RECORD EXTRACTS:
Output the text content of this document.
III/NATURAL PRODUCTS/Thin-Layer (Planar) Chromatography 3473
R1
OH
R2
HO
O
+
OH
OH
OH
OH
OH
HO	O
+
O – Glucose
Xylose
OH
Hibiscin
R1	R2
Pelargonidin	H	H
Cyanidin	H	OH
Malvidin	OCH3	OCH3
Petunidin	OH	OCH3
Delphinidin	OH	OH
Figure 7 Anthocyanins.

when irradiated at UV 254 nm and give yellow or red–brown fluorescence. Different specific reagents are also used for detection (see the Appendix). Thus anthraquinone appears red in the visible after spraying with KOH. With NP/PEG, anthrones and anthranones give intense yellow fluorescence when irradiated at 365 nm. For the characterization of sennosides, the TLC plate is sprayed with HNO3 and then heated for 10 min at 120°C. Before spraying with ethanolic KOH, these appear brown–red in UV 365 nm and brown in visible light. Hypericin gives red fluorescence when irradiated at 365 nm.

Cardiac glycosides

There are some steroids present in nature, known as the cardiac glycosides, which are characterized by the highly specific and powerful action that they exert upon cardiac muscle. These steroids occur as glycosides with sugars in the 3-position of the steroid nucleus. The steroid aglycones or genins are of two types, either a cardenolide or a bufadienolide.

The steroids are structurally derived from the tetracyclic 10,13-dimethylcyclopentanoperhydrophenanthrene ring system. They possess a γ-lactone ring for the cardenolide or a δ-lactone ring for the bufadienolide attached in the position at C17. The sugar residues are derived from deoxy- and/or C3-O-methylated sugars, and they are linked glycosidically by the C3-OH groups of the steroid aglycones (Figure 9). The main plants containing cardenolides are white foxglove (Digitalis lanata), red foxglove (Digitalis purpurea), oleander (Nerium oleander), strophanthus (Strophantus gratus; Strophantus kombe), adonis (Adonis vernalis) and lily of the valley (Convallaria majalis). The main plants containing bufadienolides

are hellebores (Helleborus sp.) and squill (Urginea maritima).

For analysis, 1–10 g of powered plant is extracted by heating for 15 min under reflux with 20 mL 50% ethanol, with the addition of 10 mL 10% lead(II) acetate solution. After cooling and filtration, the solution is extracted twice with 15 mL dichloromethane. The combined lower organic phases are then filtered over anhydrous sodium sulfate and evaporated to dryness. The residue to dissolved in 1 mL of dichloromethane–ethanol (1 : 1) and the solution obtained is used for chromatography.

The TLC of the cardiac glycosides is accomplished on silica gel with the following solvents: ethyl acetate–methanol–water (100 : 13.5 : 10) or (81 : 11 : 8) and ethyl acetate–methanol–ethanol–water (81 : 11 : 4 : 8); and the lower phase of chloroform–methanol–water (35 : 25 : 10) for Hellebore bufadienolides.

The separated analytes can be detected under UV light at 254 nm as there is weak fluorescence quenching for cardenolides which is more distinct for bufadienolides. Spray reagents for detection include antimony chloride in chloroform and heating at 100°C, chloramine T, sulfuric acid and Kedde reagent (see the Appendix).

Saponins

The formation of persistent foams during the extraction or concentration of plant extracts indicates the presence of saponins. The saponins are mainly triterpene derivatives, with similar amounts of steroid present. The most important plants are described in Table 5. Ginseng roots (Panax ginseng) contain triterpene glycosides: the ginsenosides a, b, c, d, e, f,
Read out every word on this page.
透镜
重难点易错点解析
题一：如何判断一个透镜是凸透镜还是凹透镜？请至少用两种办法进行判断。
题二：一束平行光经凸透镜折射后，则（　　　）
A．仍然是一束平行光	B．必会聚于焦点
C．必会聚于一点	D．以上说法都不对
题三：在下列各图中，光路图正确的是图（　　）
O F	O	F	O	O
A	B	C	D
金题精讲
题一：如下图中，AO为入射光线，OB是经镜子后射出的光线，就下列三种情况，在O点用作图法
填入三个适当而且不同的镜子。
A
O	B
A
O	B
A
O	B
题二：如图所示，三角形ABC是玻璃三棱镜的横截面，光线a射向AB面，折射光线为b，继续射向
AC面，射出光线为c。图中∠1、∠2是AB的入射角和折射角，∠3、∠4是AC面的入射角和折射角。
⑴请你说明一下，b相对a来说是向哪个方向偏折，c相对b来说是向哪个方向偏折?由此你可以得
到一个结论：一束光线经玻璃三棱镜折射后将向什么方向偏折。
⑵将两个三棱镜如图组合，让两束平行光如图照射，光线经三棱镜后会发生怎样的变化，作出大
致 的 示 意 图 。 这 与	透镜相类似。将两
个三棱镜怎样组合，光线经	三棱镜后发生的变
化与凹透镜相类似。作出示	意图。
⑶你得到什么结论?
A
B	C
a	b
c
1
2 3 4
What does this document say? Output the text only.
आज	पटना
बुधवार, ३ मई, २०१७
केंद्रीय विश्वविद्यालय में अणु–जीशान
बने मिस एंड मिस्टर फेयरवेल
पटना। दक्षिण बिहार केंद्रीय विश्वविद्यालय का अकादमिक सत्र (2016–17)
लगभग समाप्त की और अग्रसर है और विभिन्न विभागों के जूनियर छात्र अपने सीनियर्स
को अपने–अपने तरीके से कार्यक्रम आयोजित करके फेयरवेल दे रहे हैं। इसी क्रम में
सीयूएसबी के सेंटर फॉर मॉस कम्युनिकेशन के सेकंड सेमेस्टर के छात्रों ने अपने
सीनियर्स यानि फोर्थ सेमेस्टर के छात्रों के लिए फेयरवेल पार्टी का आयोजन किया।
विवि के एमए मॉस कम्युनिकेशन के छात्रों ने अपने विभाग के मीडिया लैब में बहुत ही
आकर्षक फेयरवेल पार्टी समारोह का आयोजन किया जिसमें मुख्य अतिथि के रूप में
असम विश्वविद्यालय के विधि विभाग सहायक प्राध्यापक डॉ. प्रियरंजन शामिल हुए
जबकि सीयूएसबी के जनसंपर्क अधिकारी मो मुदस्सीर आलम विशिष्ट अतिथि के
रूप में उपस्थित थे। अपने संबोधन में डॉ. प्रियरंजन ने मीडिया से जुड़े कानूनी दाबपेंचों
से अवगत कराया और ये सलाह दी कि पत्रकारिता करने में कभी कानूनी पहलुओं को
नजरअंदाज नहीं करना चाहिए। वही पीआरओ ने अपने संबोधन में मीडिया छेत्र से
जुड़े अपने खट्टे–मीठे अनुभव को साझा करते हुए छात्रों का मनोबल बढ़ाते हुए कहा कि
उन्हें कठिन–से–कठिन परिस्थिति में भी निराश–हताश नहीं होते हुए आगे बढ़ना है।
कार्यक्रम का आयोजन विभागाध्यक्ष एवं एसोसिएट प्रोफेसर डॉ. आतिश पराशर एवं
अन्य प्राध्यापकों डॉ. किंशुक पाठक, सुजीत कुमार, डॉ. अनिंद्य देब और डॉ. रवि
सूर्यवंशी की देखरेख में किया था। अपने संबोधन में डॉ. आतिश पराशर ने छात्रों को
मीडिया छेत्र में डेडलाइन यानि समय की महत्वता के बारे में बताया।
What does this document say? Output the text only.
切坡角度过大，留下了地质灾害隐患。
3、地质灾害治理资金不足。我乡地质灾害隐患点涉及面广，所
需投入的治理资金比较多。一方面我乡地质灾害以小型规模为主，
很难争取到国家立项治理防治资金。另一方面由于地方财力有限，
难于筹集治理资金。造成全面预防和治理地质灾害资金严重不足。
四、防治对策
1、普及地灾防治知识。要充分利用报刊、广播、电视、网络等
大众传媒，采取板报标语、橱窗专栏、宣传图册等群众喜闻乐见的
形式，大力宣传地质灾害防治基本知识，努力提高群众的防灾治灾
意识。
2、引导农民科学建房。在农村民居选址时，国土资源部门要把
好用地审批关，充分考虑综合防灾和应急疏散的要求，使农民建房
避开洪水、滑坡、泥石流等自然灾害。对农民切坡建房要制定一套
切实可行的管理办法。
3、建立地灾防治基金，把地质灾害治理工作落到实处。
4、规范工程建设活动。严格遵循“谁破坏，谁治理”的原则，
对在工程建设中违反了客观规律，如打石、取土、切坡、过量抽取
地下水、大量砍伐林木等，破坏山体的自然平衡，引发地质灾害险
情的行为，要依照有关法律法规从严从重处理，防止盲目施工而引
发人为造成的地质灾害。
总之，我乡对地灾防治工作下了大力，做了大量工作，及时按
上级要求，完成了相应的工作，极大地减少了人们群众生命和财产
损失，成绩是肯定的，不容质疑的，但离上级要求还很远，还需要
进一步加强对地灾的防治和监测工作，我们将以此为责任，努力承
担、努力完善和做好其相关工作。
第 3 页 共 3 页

THE PROBLEM: All lines above containing the string "aglycones" are to be collected.

ANSWER TO THIS PROBLEM:
There are some steroids present in nature, known as the cardiac glycosides, which are characterized by the highly specific and powerful action that they exert upon cardiac muscle. These steroids occur as glycosides with sugars in the 3-position of the steroid nucleus. The steroid aglycones or genins are of two types, either a cardenolide or a bufadienolide.
The steroids are structurally derived from the tetracyclic 10,13-dimethylcyclopentanoperhydrophenanthrene ring system. They possess a γ-lactone ring for the cardenolide or a δ-lactone ring for the bufadienolide attached in the position at C17. The sugar residues are derived from deoxy- and/or C3-O-methylated sugars, and they are linked glycosidically by the C3-OH groups of the steroid aglycones (Figure 9). The main plants containing cardenolides are white foxglove (Digitalis lanata), red foxglove (Digitalis purpurea), oleander (Nerium oleander), strophanthus (Strophantus gratus; Strophantus kombe), adonis (Adonis vernalis) and lily of the valley (Convallaria majalis). The main plants containing bufadienolides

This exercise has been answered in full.